• **DIRECTIVE**
List each line of the data that holds the word "投资咨询号".

Data records:

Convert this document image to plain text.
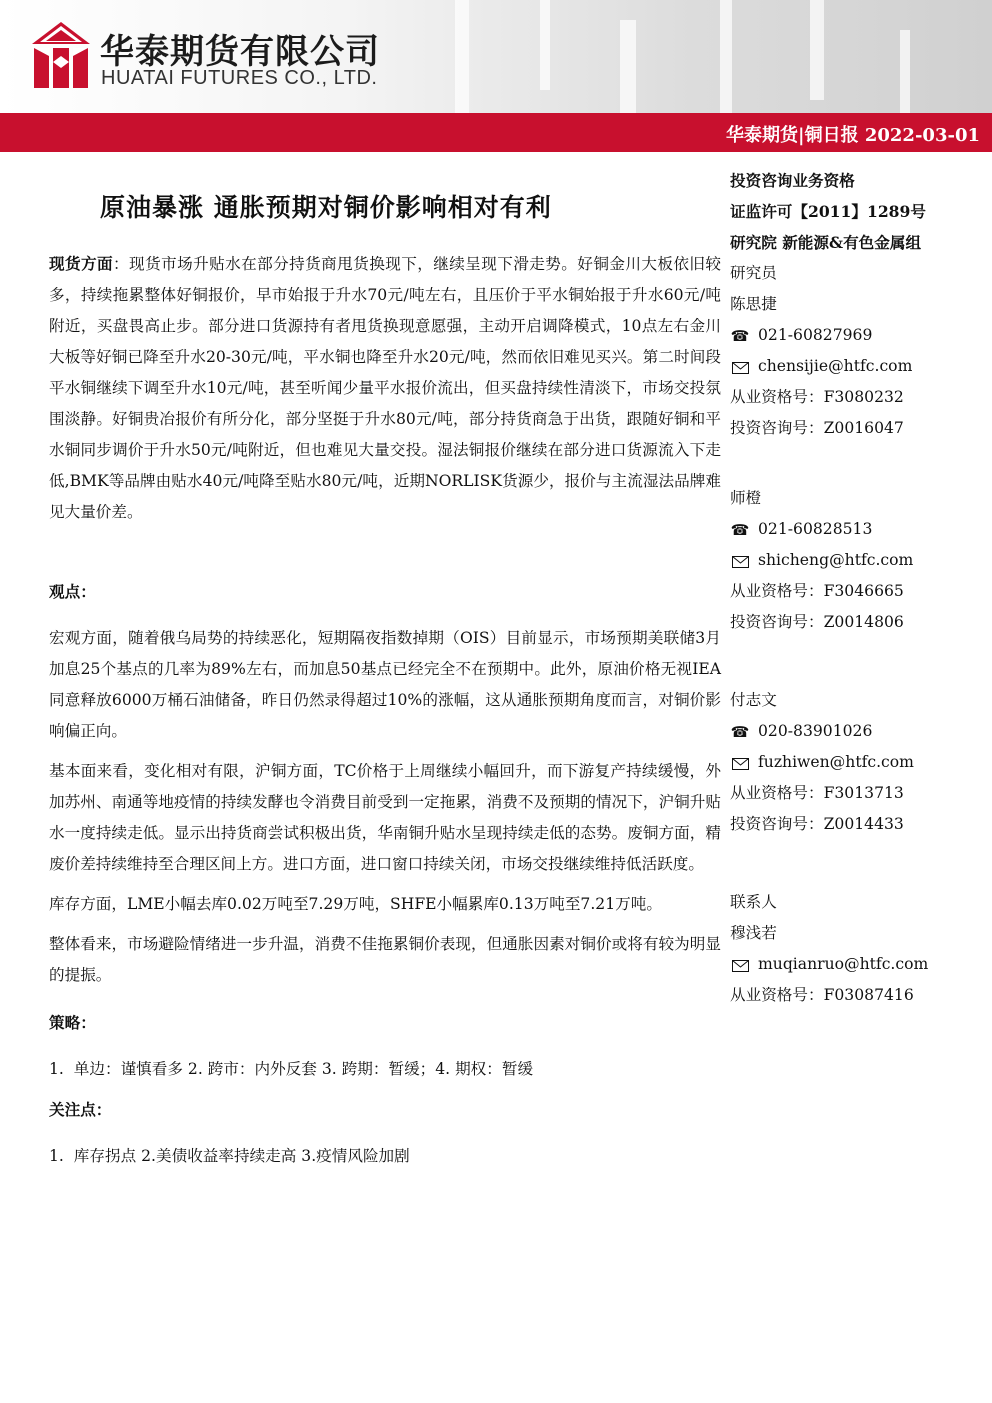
华泰期货有限公司
HUATAI FUTURES CO., LTD.
华泰期货|铜日报 2022-03-01
原油暴涨 通胀预期对铜价影响相对有利

现货方面：现货市场升贴水在部分持货商甩货换现下，继续呈现下滑走势。好铜金川大板依旧较多，持续拖累整体好铜报价，早市始报于升水70元/吨左右，且压价于平水铜始报于升水60元/吨附近，买盘畏高止步。部分进口货源持有者甩货换现意愿强，主动开启调降模式，10点左右金川大板等好铜已降至升水20-30元/吨，平水铜也降至升水20元/吨，然而依旧难见买兴。第二时间段平水铜继续下调至升水10元/吨，甚至听闻少量平水报价流出，但买盘持续性清淡下，市场交投氛围淡静。好铜贵冶报价有所分化，部分坚挺于升水80元/吨，部分持货商急于出货，跟随好铜和平水铜同步调价于升水50元/吨附近，但也难见大量交投。湿法铜报价继续在部分进口货源流入下走低,BMK等品牌由贴水40元/吨降至贴水80元/吨，近期NORLISK货源少，报价与主流湿法品牌难见大量价差。

观点：

宏观方面，随着俄乌局势的持续恶化，短期隔夜指数掉期（OIS）目前显示，市场预期美联储3月加息25个基点的几率为89%左右，而加息50基点已经完全不在预期中。此外，原油价格无视IEA同意释放6000万桶石油储备，昨日仍然录得超过10%的涨幅，这从通胀预期角度而言，对铜价影响偏正向。

基本面来看，变化相对有限，沪铜方面，TC价格于上周继续小幅回升，而下游复产持续缓慢，外加苏州、南通等地疫情的持续发酵也令消费目前受到一定拖累，消费不及预期的情况下，沪铜升贴水一度持续走低。显示出持货商尝试积极出货，华南铜升贴水呈现持续走低的态势。废铜方面，精废价差持续维持至合理区间上方。进口方面，进口窗口持续关闭，市场交投继续维持低活跃度。

库存方面，LME小幅去库0.02万吨至7.29万吨，SHFE小幅累库0.13万吨至7.21万吨。

整体看来，市场避险情绪进一步升温，消费不佳拖累铜价表现，但通胀因素对铜价或将有较为明显的提振。

策略：

1.  单边：谨慎看多 2. 跨市：内外反套 3. 跨期：暂缓；4. 期权：暂缓

关注点：

1.  库存拐点 2.美债收益率持续走高 3.疫情风险加剧

投资咨询业务资格
证监许可【2011】1289号
研究院 新能源&有色金属组
研究员
陈思捷
☎ 021-60827969
chensijie@htfc.com
从业资格号：F3080232
投资咨询号：Z0016047
师橙
☎ 021-60828513
shicheng@htfc.com
从业资格号：F3046665
投资咨询号：Z0014806
付志文
☎ 020-83901026
fuzhiwen@htfc.com
从业资格号：F3013713
投资咨询号：Z0014433
联系人
穆浅若
muqianruo@htfc.com
从业资格号：F03087416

• **THE OUTPUT**
投资咨询号：Z0016047
投资咨询号：Z0014806
投资咨询号：Z0014433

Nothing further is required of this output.